DIRECTION: Copy out the material below in full, but not its images.

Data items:
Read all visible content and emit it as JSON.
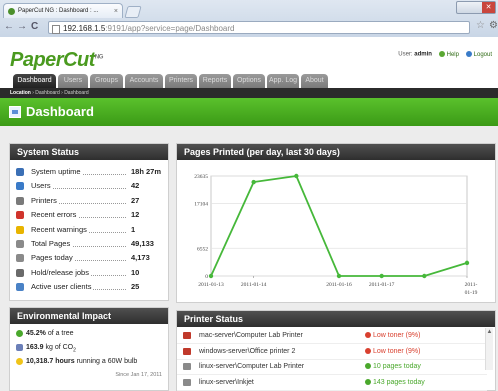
{
  "browser": {
    "tab_title": "PaperCut NG : Dashboard : ...",
    "tab_close": "×",
    "nav_back": "←",
    "nav_forward": "→",
    "nav_reload": "C",
    "url_host": "192.168.1.5",
    "url_rest": ":9191/app?service=page/Dashboard",
    "star": "☆",
    "menu": "🔧"
  },
  "header": {
    "logo": "PaperCut",
    "logo_mark": "NG",
    "user_label": "User:",
    "user_name": "admin",
    "help": "Help",
    "logout": "Logout"
  },
  "tabs": [
    {
      "label": "Dashboard",
      "active": true
    },
    {
      "label": "Users"
    },
    {
      "label": "Groups"
    },
    {
      "label": "Accounts"
    },
    {
      "label": "Printers"
    },
    {
      "label": "Reports"
    },
    {
      "label": "Options"
    },
    {
      "label": "App. Log"
    },
    {
      "label": "About"
    }
  ],
  "location": {
    "prefix": "Location",
    "path": "› Dashboard › Dashboard"
  },
  "page_title": "Dashboard",
  "system_status": {
    "title": "System Status",
    "rows": [
      {
        "label": "System uptime",
        "value": "18h 27m",
        "color": "#3b6fb5"
      },
      {
        "label": "Users",
        "value": "42",
        "color": "#3a7bc8"
      },
      {
        "label": "Printers",
        "value": "27",
        "color": "#7a7a7a"
      },
      {
        "label": "Recent errors",
        "value": "12",
        "color": "#d0342c"
      },
      {
        "label": "Recent warnings",
        "value": "1",
        "color": "#e8b400"
      },
      {
        "label": "Total Pages",
        "value": "49,133",
        "color": "#8a8a8a"
      },
      {
        "label": "Pages today",
        "value": "4,173",
        "color": "#8a8a8a"
      },
      {
        "label": "Hold/release jobs",
        "value": "10",
        "color": "#6a6a6a"
      },
      {
        "label": "Active user clients",
        "value": "25",
        "color": "#4a82c6"
      }
    ]
  },
  "environment": {
    "title": "Environmental Impact",
    "trees_value": "45.2%",
    "trees_text": "of a tree",
    "co2_value": "163.9",
    "co2_text": "kg of CO",
    "co2_sub": "2",
    "bulb_value": "10,318.7 hours",
    "bulb_text": "running a 60W bulb",
    "since": "Since Jan 17, 2011"
  },
  "chart_panel": {
    "title": "Pages Printed (per day, last 30 days)"
  },
  "chart_data": {
    "type": "line",
    "x": [
      "2011-01-13",
      "2011-01-14",
      "2011-01-15",
      "2011-01-16",
      "2011-01-17",
      "2011-01-18",
      "2011-01-19"
    ],
    "series": [
      {
        "values": [
          0,
          22200,
          23635,
          0,
          0,
          0,
          3100
        ]
      }
    ],
    "x_tick_labels": [
      "2011-01-13",
      "2011-01-14",
      "2011-01-16",
      "2011-01-17",
      "2011-01-19"
    ],
    "x_tick_indices": [
      0,
      1,
      3,
      4,
      6
    ],
    "y_ticks": [
      0,
      6552,
      17104,
      23635
    ],
    "ylim": [
      0,
      23635
    ],
    "color": "#46b83a",
    "grid": true
  },
  "printer_status": {
    "title": "Printer Status",
    "rows": [
      {
        "name": "mac-server\\Computer Lab Printer",
        "status": "Low toner (9%)",
        "level": "error"
      },
      {
        "name": "windows-server\\Office printer 2",
        "status": "Low toner (9%)",
        "level": "error"
      },
      {
        "name": "linux-server\\Computer Lab Printer",
        "status": "10 pages today",
        "level": "ok"
      },
      {
        "name": "linux-server\\Inkjet",
        "status": "143 pages today",
        "level": "ok"
      }
    ],
    "colors": {
      "error": "#d9402f",
      "ok": "#4aa82c"
    }
  }
}
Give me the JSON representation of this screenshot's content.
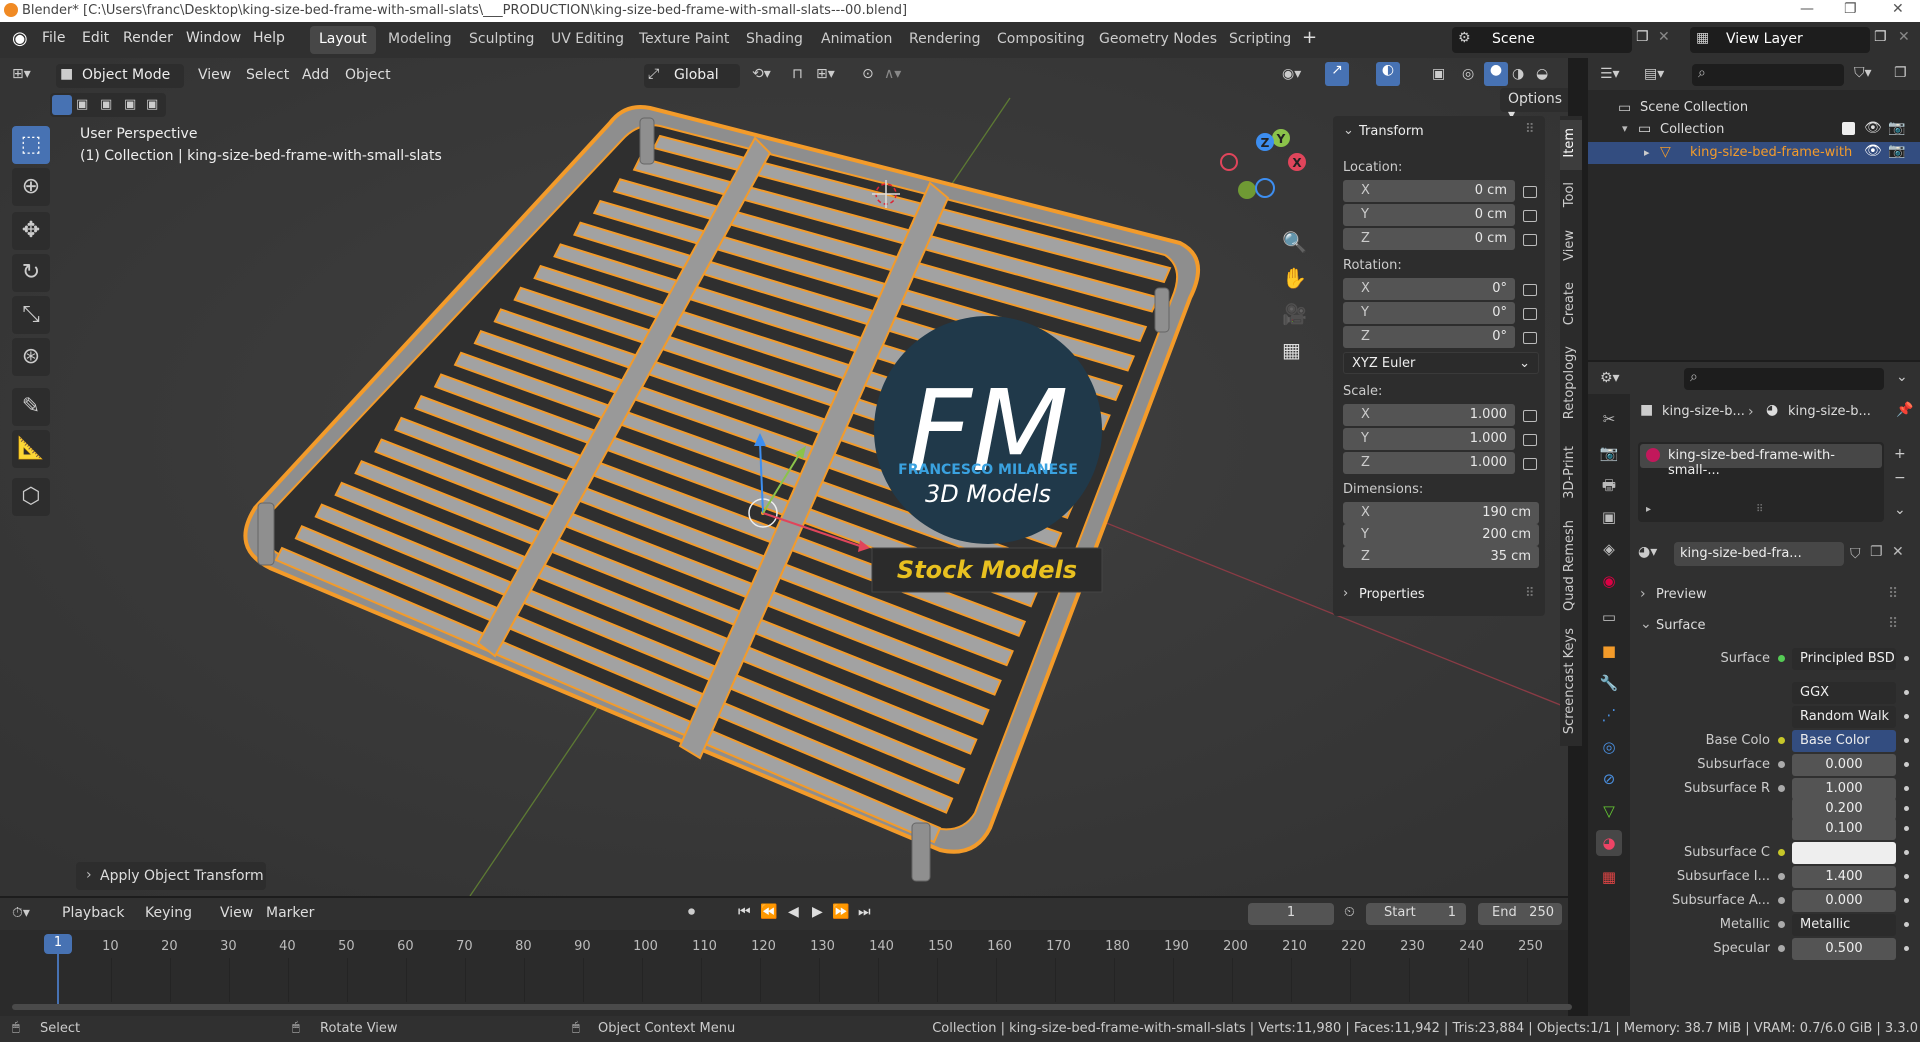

RESPONSE TO THIS EXERCISE:
Read all visible content and emit it as JSON.
{
  "browser": {
    "tab_title": "PaperCut NG : Dashboard : ...",
    "tab_close": "×",
    "nav_back": "←",
    "nav_forward": "→",
    "nav_reload": "C",
    "url_host": "192.168.1.5",
    "url_rest": ":9191/app?service=page/Dashboard",
    "star": "☆",
    "menu": "🔧"
  },
  "header": {
    "logo": "PaperCut",
    "logo_mark": "NG",
    "user_label": "User:",
    "user_name": "admin",
    "help": "Help",
    "logout": "Logout"
  },
  "tabs": [
    {
      "label": "Dashboard",
      "active": true
    },
    {
      "label": "Users"
    },
    {
      "label": "Groups"
    },
    {
      "label": "Accounts"
    },
    {
      "label": "Printers"
    },
    {
      "label": "Reports"
    },
    {
      "label": "Options"
    },
    {
      "label": "App. Log"
    },
    {
      "label": "About"
    }
  ],
  "location": {
    "prefix": "Location",
    "path": "› Dashboard › Dashboard"
  },
  "page_title": "Dashboard",
  "system_status": {
    "title": "System Status",
    "rows": [
      {
        "label": "System uptime",
        "value": "18h 27m",
        "color": "#3b6fb5"
      },
      {
        "label": "Users",
        "value": "42",
        "color": "#3a7bc8"
      },
      {
        "label": "Printers",
        "value": "27",
        "color": "#7a7a7a"
      },
      {
        "label": "Recent errors",
        "value": "12",
        "color": "#d0342c"
      },
      {
        "label": "Recent warnings",
        "value": "1",
        "color": "#e8b400"
      },
      {
        "label": "Total Pages",
        "value": "49,133",
        "color": "#8a8a8a"
      },
      {
        "label": "Pages today",
        "value": "4,173",
        "color": "#8a8a8a"
      },
      {
        "label": "Hold/release jobs",
        "value": "10",
        "color": "#6a6a6a"
      },
      {
        "label": "Active user clients",
        "value": "25",
        "color": "#4a82c6"
      }
    ]
  },
  "environment": {
    "title": "Environmental Impact",
    "trees_value": "45.2%",
    "trees_text": "of a tree",
    "co2_value": "163.9",
    "co2_text": "kg of CO",
    "co2_sub": "2",
    "bulb_value": "10,318.7 hours",
    "bulb_text": "running a 60W bulb",
    "since": "Since Jan 17, 2011"
  },
  "chart_panel": {
    "title": "Pages Printed (per day, last 30 days)"
  },
  "chart_data": {
    "type": "line",
    "x": [
      "2011-01-13",
      "2011-01-14",
      "2011-01-15",
      "2011-01-16",
      "2011-01-17",
      "2011-01-18",
      "2011-01-19"
    ],
    "series": [
      {
        "values": [
          0,
          22200,
          23635,
          0,
          0,
          0,
          3100
        ]
      }
    ],
    "x_tick_labels": [
      "2011-01-13",
      "2011-01-14",
      "2011-01-16",
      "2011-01-17",
      "2011-01-19"
    ],
    "x_tick_indices": [
      0,
      1,
      3,
      4,
      6
    ],
    "y_ticks": [
      0,
      6552,
      17104,
      23635
    ],
    "ylim": [
      0,
      23635
    ],
    "color": "#46b83a",
    "grid": true
  },
  "printer_status": {
    "title": "Printer Status",
    "rows": [
      {
        "name": "mac-server\\Computer Lab Printer",
        "status": "Low toner (9%)",
        "level": "error"
      },
      {
        "name": "windows-server\\Office printer 2",
        "status": "Low toner (9%)",
        "level": "error"
      },
      {
        "name": "linux-server\\Computer Lab Printer",
        "status": "10 pages today",
        "level": "ok"
      },
      {
        "name": "linux-server\\Inkjet",
        "status": "143 pages today",
        "level": "ok"
      }
    ],
    "colors": {
      "error": "#d9402f",
      "ok": "#4aa82c"
    }
  }
}
Give me the JSON representation of this screenshot's content.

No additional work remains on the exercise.